**EXERCISE PROMPT**
Would you transcribe the listing that follows, character for character, and omit its images?

*** MATERIALS PROVIDED ***

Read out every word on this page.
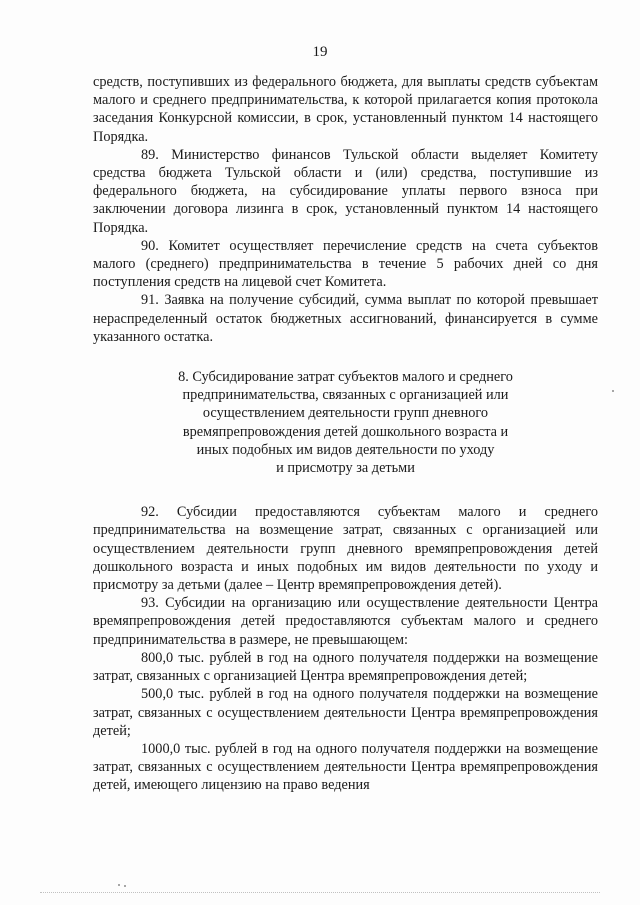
19

средств, поступивших из федерального бюджета, для выплаты средств субъектам малого и среднего предпринимательства, к которой прилагается копия протокола заседания Конкурсной комиссии, в срок, установленный пунктом 14 настоящего Порядка.

89. Министерство финансов Тульской области выделяет Комитету средства бюджета Тульской области и (или) средства, поступившие из федерального бюджета, на субсидирование уплаты первого взноса при заключении договора лизинга в срок, установленный пунктом 14 настоящего Порядка.

90. Комитет осуществляет перечисление средств на счета субъектов малого (среднего) предпринимательства в течение 5 рабочих дней со дня поступления средств на лицевой счет Комитета.

91. Заявка на получение субсидий, сумма выплат по которой превышает нераспределенный остаток бюджетных ассигнований, финансируется в сумме указанного остатка.

8. Субсидирование затрат субъектов малого и среднего
предпринимательства, связанных с организацией или
осуществлением деятельности групп дневного
времяпрепровождения детей дошкольного возраста и
иных подобных им видов деятельности по уходу
и присмотру за детьми

92. Субсидии предоставляются субъектам малого и среднего предпринимательства на возмещение затрат, связанных с организацией или осуществлением деятельности групп дневного времяпрепровождения детей дошкольного возраста и иных подобных им видов деятельности по уходу и присмотру за детьми (далее – Центр времяпрепровождения детей).

93. Субсидии на организацию или осуществление деятельности Центра времяпрепровождения детей предоставляются субъектам малого и среднего предпринимательства в размере, не превышающем:

800,0 тыс. рублей в год на одного получателя поддержки на возмещение затрат, связанных с организацией Центра времяпрепровождения детей;

500,0 тыс. рублей в год на одного получателя поддержки на возмещение затрат, связанных с осуществлением деятельности Центра времяпрепровождения детей;

1000,0 тыс. рублей в год на одного получателя поддержки на возмещение затрат, связанных с осуществлением деятельности Центра времяпрепровождения детей, имеющего лицензию на право ведения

***

**ANSWER**
Read out every word on this page.
19

средств, поступивших из федерального бюджета, для выплаты средств субъектам малого и среднего предпринимательства, к которой прилагается копия протокола заседания Конкурсной комиссии, в срок, установленный пунктом 14 настоящего Порядка.

89. Министерство финансов Тульской области выделяет Комитету средства бюджета Тульской области и (или) средства, поступившие из федерального бюджета, на субсидирование уплаты первого взноса при заключении договора лизинга в срок, установленный пунктом 14 настоящего Порядка.

90. Комитет осуществляет перечисление средств на счета субъектов малого (среднего) предпринимательства в течение 5 рабочих дней со дня поступления средств на лицевой счет Комитета.

91. Заявка на получение субсидий, сумма выплат по которой превышает нераспределенный остаток бюджетных ассигнований, финансируется в сумме указанного остатка.

8. Субсидирование затрат субъектов малого и среднего
предпринимательства, связанных с организацией или
осуществлением деятельности групп дневного
времяпрепровождения детей дошкольного возраста и
иных подобных им видов деятельности по уходу
и присмотру за детьми

92. Субсидии предоставляются субъектам малого и среднего предпринимательства на возмещение затрат, связанных с организацией или осуществлением деятельности групп дневного времяпрепровождения детей дошкольного возраста и иных подобных им видов деятельности по уходу и присмотру за детьми (далее – Центр времяпрепровождения детей).

93. Субсидии на организацию или осуществление деятельности Центра времяпрепровождения детей предоставляются субъектам малого и среднего предпринимательства в размере, не превышающем:

800,0 тыс. рублей в год на одного получателя поддержки на возмещение затрат, связанных с организацией Центра времяпрепровождения детей;

500,0 тыс. рублей в год на одного получателя поддержки на возмещение затрат, связанных с осуществлением деятельности Центра времяпрепровождения детей;

1000,0 тыс. рублей в год на одного получателя поддержки на возмещение затрат, связанных с осуществлением деятельности Центра времяпрепровождения детей, имеющего лицензию на право ведения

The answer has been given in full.